=== Stated exercise ===
Word for word, restate every line of the listing that follows.

★ ★ ★ ★

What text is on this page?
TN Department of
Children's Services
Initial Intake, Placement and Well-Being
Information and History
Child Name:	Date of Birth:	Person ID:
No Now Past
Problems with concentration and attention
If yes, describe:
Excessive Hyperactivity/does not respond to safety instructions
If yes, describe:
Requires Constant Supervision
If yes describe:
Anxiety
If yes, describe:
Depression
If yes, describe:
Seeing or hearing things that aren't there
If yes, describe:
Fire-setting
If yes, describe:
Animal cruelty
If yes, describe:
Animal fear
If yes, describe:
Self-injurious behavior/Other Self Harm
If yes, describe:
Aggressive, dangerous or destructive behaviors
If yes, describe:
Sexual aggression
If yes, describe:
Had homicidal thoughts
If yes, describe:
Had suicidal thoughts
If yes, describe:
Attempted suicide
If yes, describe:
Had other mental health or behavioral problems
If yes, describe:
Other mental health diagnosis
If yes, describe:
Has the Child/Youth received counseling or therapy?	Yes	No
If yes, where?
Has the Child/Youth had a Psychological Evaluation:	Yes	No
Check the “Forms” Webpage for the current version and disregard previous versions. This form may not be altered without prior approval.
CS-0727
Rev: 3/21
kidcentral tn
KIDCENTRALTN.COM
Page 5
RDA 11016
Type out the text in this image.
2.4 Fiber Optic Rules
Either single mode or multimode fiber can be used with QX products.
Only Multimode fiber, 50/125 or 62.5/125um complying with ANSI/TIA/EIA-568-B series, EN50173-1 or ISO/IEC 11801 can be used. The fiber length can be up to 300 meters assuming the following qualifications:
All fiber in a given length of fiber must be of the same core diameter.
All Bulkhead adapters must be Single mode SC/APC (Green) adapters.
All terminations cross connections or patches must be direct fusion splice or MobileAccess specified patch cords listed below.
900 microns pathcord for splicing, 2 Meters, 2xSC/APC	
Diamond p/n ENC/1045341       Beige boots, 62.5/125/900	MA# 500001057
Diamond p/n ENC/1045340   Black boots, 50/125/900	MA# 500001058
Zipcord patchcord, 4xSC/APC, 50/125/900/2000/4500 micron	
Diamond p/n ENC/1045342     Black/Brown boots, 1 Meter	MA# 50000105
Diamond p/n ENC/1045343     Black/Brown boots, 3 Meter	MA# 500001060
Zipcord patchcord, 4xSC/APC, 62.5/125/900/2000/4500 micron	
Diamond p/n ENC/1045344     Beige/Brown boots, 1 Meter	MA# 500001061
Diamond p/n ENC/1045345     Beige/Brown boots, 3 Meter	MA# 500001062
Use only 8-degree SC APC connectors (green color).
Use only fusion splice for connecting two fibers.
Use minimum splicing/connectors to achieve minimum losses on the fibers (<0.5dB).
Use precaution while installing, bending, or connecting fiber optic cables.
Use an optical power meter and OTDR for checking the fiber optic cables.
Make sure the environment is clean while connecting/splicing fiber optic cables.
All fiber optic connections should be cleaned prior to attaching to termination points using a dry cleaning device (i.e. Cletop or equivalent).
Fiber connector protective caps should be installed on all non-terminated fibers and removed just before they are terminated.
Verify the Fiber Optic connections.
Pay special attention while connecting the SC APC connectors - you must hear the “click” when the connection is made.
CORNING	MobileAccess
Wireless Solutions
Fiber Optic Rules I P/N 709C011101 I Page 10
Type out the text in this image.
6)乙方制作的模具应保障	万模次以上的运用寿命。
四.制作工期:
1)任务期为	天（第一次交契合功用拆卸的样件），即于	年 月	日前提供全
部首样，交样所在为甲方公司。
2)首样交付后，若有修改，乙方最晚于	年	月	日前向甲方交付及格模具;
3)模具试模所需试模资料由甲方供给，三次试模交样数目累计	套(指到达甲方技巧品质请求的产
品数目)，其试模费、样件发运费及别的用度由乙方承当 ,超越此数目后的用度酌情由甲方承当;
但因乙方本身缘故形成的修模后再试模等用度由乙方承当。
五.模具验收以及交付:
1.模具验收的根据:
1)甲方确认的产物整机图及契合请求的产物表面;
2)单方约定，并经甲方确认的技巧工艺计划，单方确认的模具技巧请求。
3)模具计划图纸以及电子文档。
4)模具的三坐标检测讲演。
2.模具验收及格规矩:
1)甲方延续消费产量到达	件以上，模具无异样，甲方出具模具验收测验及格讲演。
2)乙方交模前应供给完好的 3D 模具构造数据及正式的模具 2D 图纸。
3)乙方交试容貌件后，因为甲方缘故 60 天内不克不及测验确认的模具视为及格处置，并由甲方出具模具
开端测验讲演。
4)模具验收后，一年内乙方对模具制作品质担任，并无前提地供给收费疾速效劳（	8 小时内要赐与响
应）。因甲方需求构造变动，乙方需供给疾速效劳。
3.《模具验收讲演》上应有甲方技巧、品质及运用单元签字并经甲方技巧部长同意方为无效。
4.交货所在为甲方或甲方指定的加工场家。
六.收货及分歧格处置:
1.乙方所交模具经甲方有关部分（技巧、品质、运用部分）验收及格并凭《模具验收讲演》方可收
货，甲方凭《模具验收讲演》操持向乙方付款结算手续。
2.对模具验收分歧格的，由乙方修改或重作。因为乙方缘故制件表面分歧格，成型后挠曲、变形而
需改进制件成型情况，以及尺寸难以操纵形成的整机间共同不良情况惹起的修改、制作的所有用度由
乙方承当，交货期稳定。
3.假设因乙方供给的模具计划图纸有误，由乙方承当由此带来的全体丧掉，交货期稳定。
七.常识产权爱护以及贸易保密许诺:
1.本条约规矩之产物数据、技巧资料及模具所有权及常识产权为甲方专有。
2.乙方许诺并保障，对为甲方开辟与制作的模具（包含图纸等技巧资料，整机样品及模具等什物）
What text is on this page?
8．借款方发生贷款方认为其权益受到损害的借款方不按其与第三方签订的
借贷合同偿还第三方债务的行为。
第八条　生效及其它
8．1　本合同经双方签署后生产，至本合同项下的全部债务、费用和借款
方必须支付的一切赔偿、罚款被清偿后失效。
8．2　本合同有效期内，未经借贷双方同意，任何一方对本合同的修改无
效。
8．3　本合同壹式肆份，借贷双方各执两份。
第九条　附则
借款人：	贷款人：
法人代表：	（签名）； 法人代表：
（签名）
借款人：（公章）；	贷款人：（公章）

★ ★ ★ ★

=== Result of this task ===
What text is on this page?
TN Department of
Children's Services
Initial Intake, Placement and Well-Being
Information and History
Child Name:	Date of Birth:	Person ID:
No Now Past
Problems with concentration and attention
If yes, describe:
Excessive Hyperactivity/does not respond to safety instructions
If yes, describe:
Requires Constant Supervision
If yes describe:
Anxiety
If yes, describe:
Depression
If yes, describe:
Seeing or hearing things that aren't there
If yes, describe:
Fire-setting
If yes, describe:
Animal cruelty
If yes, describe:
Animal fear
If yes, describe:
Self-injurious behavior/Other Self Harm
If yes, describe:
Aggressive, dangerous or destructive behaviors
If yes, describe:
Sexual aggression
If yes, describe:
Had homicidal thoughts
If yes, describe:
Had suicidal thoughts
If yes, describe:
Attempted suicide
If yes, describe:
Had other mental health or behavioral problems
If yes, describe:
Other mental health diagnosis
If yes, describe:
Has the Child/Youth received counseling or therapy?	Yes	No
If yes, where?
Has the Child/Youth had a Psychological Evaluation:	Yes	No
Check the “Forms” Webpage for the current version and disregard previous versions. This form may not be altered without prior approval.
CS-0727
Rev: 3/21
kidcentral tn
KIDCENTRALTN.COM
Page 5
RDA 11016
Type out the text in this image.
2.4 Fiber Optic Rules
Either single mode or multimode fiber can be used with QX products.
Only Multimode fiber, 50/125 or 62.5/125um complying with ANSI/TIA/EIA-568-B series, EN50173-1 or ISO/IEC 11801 can be used. The fiber length can be up to 300 meters assuming the following qualifications:
All fiber in a given length of fiber must be of the same core diameter.
All Bulkhead adapters must be Single mode SC/APC (Green) adapters.
All terminations cross connections or patches must be direct fusion splice or MobileAccess specified patch cords listed below.
900 microns pathcord for splicing, 2 Meters, 2xSC/APC	
Diamond p/n ENC/1045341       Beige boots, 62.5/125/900	MA# 500001057
Diamond p/n ENC/1045340   Black boots, 50/125/900	MA# 500001058
Zipcord patchcord, 4xSC/APC, 50/125/900/2000/4500 micron	
Diamond p/n ENC/1045342     Black/Brown boots, 1 Meter	MA# 50000105
Diamond p/n ENC/1045343     Black/Brown boots, 3 Meter	MA# 500001060
Zipcord patchcord, 4xSC/APC, 62.5/125/900/2000/4500 micron	
Diamond p/n ENC/1045344     Beige/Brown boots, 1 Meter	MA# 500001061
Diamond p/n ENC/1045345     Beige/Brown boots, 3 Meter	MA# 500001062
Use only 8-degree SC APC connectors (green color).
Use only fusion splice for connecting two fibers.
Use minimum splicing/connectors to achieve minimum losses on the fibers (<0.5dB).
Use precaution while installing, bending, or connecting fiber optic cables.
Use an optical power meter and OTDR for checking the fiber optic cables.
Make sure the environment is clean while connecting/splicing fiber optic cables.
All fiber optic connections should be cleaned prior to attaching to termination points using a dry cleaning device (i.e. Cletop or equivalent).
Fiber connector protective caps should be installed on all non-terminated fibers and removed just before they are terminated.
Verify the Fiber Optic connections.
Pay special attention while connecting the SC APC connectors - you must hear the “click” when the connection is made.
CORNING	MobileAccess
Wireless Solutions
Fiber Optic Rules I P/N 709C011101 I Page 10
Type out the text in this image.
6)乙方制作的模具应保障	万模次以上的运用寿命。
四.制作工期:
1)任务期为	天（第一次交契合功用拆卸的样件），即于	年 月	日前提供全
部首样，交样所在为甲方公司。
2)首样交付后，若有修改，乙方最晚于	年	月	日前向甲方交付及格模具;
3)模具试模所需试模资料由甲方供给，三次试模交样数目累计	套(指到达甲方技巧品质请求的产
品数目)，其试模费、样件发运费及别的用度由乙方承当 ,超越此数目后的用度酌情由甲方承当;
但因乙方本身缘故形成的修模后再试模等用度由乙方承当。
五.模具验收以及交付:
1.模具验收的根据:
1)甲方确认的产物整机图及契合请求的产物表面;
2)单方约定，并经甲方确认的技巧工艺计划，单方确认的模具技巧请求。
3)模具计划图纸以及电子文档。
4)模具的三坐标检测讲演。
2.模具验收及格规矩:
1)甲方延续消费产量到达	件以上，模具无异样，甲方出具模具验收测验及格讲演。
2)乙方交模前应供给完好的 3D 模具构造数据及正式的模具 2D 图纸。
3)乙方交试容貌件后，因为甲方缘故 60 天内不克不及测验确认的模具视为及格处置，并由甲方出具模具
开端测验讲演。
4)模具验收后，一年内乙方对模具制作品质担任，并无前提地供给收费疾速效劳（	8 小时内要赐与响
应）。因甲方需求构造变动，乙方需供给疾速效劳。
3.《模具验收讲演》上应有甲方技巧、品质及运用单元签字并经甲方技巧部长同意方为无效。
4.交货所在为甲方或甲方指定的加工场家。
六.收货及分歧格处置:
1.乙方所交模具经甲方有关部分（技巧、品质、运用部分）验收及格并凭《模具验收讲演》方可收
货，甲方凭《模具验收讲演》操持向乙方付款结算手续。
2.对模具验收分歧格的，由乙方修改或重作。因为乙方缘故制件表面分歧格，成型后挠曲、变形而
需改进制件成型情况，以及尺寸难以操纵形成的整机间共同不良情况惹起的修改、制作的所有用度由
乙方承当，交货期稳定。
3.假设因乙方供给的模具计划图纸有误，由乙方承当由此带来的全体丧掉，交货期稳定。
七.常识产权爱护以及贸易保密许诺:
1.本条约规矩之产物数据、技巧资料及模具所有权及常识产权为甲方专有。
2.乙方许诺并保障，对为甲方开辟与制作的模具（包含图纸等技巧资料，整机样品及模具等什物）
What text is on this page?
8．借款方发生贷款方认为其权益受到损害的借款方不按其与第三方签订的
借贷合同偿还第三方债务的行为。
第八条　生效及其它
8．1　本合同经双方签署后生产，至本合同项下的全部债务、费用和借款
方必须支付的一切赔偿、罚款被清偿后失效。
8．2　本合同有效期内，未经借贷双方同意，任何一方对本合同的修改无
效。
8．3　本合同壹式肆份，借贷双方各执两份。
第九条　附则
借款人：	贷款人：
法人代表：	（签名）； 法人代表：
（签名）
借款人：（公章）；	贷款人：（公章）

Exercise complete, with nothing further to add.